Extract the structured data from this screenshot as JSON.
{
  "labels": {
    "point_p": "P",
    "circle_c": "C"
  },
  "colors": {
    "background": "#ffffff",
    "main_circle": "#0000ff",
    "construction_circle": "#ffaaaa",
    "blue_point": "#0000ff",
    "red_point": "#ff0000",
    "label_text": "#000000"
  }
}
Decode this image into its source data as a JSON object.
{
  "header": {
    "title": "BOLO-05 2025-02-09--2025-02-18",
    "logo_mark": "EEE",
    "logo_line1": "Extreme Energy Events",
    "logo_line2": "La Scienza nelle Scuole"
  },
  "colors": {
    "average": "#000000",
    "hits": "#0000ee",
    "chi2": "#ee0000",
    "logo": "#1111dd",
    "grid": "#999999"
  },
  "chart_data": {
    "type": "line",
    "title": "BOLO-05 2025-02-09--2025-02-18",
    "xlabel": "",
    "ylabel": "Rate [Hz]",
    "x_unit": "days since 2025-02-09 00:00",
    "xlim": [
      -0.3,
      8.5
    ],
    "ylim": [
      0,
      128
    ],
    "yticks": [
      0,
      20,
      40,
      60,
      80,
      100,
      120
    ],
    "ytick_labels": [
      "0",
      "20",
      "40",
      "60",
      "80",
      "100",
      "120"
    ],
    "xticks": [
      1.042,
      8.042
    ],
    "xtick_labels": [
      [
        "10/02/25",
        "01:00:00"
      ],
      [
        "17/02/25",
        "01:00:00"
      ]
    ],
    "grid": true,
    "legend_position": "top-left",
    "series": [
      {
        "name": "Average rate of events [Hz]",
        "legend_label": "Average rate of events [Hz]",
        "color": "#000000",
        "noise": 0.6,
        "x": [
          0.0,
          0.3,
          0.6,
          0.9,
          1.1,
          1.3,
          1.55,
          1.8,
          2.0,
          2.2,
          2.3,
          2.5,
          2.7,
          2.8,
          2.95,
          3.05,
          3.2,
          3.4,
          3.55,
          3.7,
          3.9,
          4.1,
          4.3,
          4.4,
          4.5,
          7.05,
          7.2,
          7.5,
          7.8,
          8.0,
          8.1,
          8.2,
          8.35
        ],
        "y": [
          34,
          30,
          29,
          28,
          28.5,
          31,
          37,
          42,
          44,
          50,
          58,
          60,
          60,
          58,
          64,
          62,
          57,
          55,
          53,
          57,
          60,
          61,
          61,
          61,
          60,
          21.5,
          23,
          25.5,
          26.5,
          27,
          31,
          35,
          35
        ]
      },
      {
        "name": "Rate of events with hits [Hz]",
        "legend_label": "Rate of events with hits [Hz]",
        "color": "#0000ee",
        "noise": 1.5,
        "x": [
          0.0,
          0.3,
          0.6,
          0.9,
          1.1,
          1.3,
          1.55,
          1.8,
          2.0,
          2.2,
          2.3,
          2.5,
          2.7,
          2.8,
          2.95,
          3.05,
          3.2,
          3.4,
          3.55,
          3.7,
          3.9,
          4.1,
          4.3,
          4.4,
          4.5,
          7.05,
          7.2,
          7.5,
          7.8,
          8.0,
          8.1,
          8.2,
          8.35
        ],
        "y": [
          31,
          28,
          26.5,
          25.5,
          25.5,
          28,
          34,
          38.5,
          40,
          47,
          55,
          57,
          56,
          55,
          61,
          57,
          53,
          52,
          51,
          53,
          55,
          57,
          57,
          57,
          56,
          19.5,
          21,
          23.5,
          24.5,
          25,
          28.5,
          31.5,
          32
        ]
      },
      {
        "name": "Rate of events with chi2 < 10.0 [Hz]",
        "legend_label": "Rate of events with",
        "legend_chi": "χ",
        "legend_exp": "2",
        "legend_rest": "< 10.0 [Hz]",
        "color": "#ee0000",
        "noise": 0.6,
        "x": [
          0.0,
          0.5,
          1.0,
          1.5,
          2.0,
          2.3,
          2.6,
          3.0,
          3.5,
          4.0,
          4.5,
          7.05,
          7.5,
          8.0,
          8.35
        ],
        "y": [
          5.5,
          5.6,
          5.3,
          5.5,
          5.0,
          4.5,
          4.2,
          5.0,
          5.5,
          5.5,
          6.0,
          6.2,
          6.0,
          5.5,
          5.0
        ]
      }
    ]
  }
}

Exercise objective →
Send back each record exactly as it stands.

Correct answer →
Extract the structured data from this screenshot as JSON.
{
  "labels": {
    "point_p": "P",
    "circle_c": "C"
  },
  "colors": {
    "background": "#ffffff",
    "main_circle": "#0000ff",
    "construction_circle": "#ffaaaa",
    "blue_point": "#0000ff",
    "red_point": "#ff0000",
    "label_text": "#000000"
  }
}
Decode this image into its source data as a JSON object.
{
  "header": {
    "title": "BOLO-05 2025-02-09--2025-02-18",
    "logo_mark": "EEE",
    "logo_line1": "Extreme Energy Events",
    "logo_line2": "La Scienza nelle Scuole"
  },
  "colors": {
    "average": "#000000",
    "hits": "#0000ee",
    "chi2": "#ee0000",
    "logo": "#1111dd",
    "grid": "#999999"
  },
  "chart_data": {
    "type": "line",
    "title": "BOLO-05 2025-02-09--2025-02-18",
    "xlabel": "",
    "ylabel": "Rate [Hz]",
    "x_unit": "days since 2025-02-09 00:00",
    "xlim": [
      -0.3,
      8.5
    ],
    "ylim": [
      0,
      128
    ],
    "yticks": [
      0,
      20,
      40,
      60,
      80,
      100,
      120
    ],
    "ytick_labels": [
      "0",
      "20",
      "40",
      "60",
      "80",
      "100",
      "120"
    ],
    "xticks": [
      1.042,
      8.042
    ],
    "xtick_labels": [
      [
        "10/02/25",
        "01:00:00"
      ],
      [
        "17/02/25",
        "01:00:00"
      ]
    ],
    "grid": true,
    "legend_position": "top-left",
    "series": [
      {
        "name": "Average rate of events [Hz]",
        "legend_label": "Average rate of events [Hz]",
        "color": "#000000",
        "noise": 0.6,
        "x": [
          0.0,
          0.3,
          0.6,
          0.9,
          1.1,
          1.3,
          1.55,
          1.8,
          2.0,
          2.2,
          2.3,
          2.5,
          2.7,
          2.8,
          2.95,
          3.05,
          3.2,
          3.4,
          3.55,
          3.7,
          3.9,
          4.1,
          4.3,
          4.4,
          4.5,
          7.05,
          7.2,
          7.5,
          7.8,
          8.0,
          8.1,
          8.2,
          8.35
        ],
        "y": [
          34,
          30,
          29,
          28,
          28.5,
          31,
          37,
          42,
          44,
          50,
          58,
          60,
          60,
          58,
          64,
          62,
          57,
          55,
          53,
          57,
          60,
          61,
          61,
          61,
          60,
          21.5,
          23,
          25.5,
          26.5,
          27,
          31,
          35,
          35
        ]
      },
      {
        "name": "Rate of events with hits [Hz]",
        "legend_label": "Rate of events with hits [Hz]",
        "color": "#0000ee",
        "noise": 1.5,
        "x": [
          0.0,
          0.3,
          0.6,
          0.9,
          1.1,
          1.3,
          1.55,
          1.8,
          2.0,
          2.2,
          2.3,
          2.5,
          2.7,
          2.8,
          2.95,
          3.05,
          3.2,
          3.4,
          3.55,
          3.7,
          3.9,
          4.1,
          4.3,
          4.4,
          4.5,
          7.05,
          7.2,
          7.5,
          7.8,
          8.0,
          8.1,
          8.2,
          8.35
        ],
        "y": [
          31,
          28,
          26.5,
          25.5,
          25.5,
          28,
          34,
          38.5,
          40,
          47,
          55,
          57,
          56,
          55,
          61,
          57,
          53,
          52,
          51,
          53,
          55,
          57,
          57,
          57,
          56,
          19.5,
          21,
          23.5,
          24.5,
          25,
          28.5,
          31.5,
          32
        ]
      },
      {
        "name": "Rate of events with chi2 < 10.0 [Hz]",
        "legend_label": "Rate of events with",
        "legend_chi": "χ",
        "legend_exp": "2",
        "legend_rest": "< 10.0 [Hz]",
        "color": "#ee0000",
        "noise": 0.6,
        "x": [
          0.0,
          0.5,
          1.0,
          1.5,
          2.0,
          2.3,
          2.6,
          3.0,
          3.5,
          4.0,
          4.5,
          7.05,
          7.5,
          8.0,
          8.35
        ],
        "y": [
          5.5,
          5.6,
          5.3,
          5.5,
          5.0,
          4.5,
          4.2,
          5.0,
          5.5,
          5.5,
          6.0,
          6.2,
          6.0,
          5.5,
          5.0
        ]
      }
    ]
  }
}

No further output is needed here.